Entries follow. Set all of them down as they stand.

Data entries
====

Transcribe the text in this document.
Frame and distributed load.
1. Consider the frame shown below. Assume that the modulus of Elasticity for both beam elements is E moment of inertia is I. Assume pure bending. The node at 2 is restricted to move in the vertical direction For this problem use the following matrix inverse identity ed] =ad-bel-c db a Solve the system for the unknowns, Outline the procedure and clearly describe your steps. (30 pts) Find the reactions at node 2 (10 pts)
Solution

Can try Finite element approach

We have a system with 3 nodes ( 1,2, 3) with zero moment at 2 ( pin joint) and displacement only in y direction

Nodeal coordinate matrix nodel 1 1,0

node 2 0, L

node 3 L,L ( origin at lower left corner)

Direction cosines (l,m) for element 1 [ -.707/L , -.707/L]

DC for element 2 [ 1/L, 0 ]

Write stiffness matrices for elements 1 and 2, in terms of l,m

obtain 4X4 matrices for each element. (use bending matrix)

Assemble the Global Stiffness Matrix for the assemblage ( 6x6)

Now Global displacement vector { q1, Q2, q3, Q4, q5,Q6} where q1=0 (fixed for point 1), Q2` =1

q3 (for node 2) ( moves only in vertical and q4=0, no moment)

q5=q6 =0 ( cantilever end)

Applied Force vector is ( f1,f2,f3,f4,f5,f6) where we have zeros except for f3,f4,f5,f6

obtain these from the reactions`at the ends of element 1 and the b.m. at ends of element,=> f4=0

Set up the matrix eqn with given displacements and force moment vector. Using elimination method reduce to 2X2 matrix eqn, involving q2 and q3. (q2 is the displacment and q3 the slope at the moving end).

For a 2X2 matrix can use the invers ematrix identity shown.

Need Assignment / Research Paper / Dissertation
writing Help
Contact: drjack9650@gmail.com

====

Response for this exercise —
Transcribe the text in this document.
Frame and distributed load.
1. Consider the frame shown below. Assume that the modulus of Elasticity for both beam elements is E moment of inertia is I. Assume pure bending. The node at 2 is restricted to move in the vertical direction For this problem use the following matrix inverse identity ed] =ad-bel-c db a Solve the system for the unknowns, Outline the procedure and clearly describe your steps. (30 pts) Find the reactions at node 2 (10 pts)
Solution

Can try Finite element approach

We have a system with 3 nodes ( 1,2, 3) with zero moment at 2 ( pin joint) and displacement only in y direction

Nodeal coordinate matrix nodel 1 1,0

node 2 0, L

node 3 L,L ( origin at lower left corner)

Direction cosines (l,m) for element 1 [ -.707/L , -.707/L]

DC for element 2 [ 1/L, 0 ]

Write stiffness matrices for elements 1 and 2, in terms of l,m

obtain 4X4 matrices for each element. (use bending matrix)

Assemble the Global Stiffness Matrix for the assemblage ( 6x6)

Now Global displacement vector { q1, Q2, q3, Q4, q5,Q6} where q1=0 (fixed for point 1), Q2` =1

q3 (for node 2) ( moves only in vertical and q4=0, no moment)

q5=q6 =0 ( cantilever end)

Applied Force vector is ( f1,f2,f3,f4,f5,f6) where we have zeros except for f3,f4,f5,f6

obtain these from the reactions`at the ends of element 1 and the b.m. at ends of element,=> f4=0

Set up the matrix eqn with given displacements and force moment vector. Using elimination method reduce to 2X2 matrix eqn, involving q2 and q3. (q2 is the displacment and q3 the slope at the moving end).

For a 2X2 matrix can use the invers ematrix identity shown.

Need Assignment / Research Paper / Dissertation
writing Help
Contact: drjack9650@gmail.com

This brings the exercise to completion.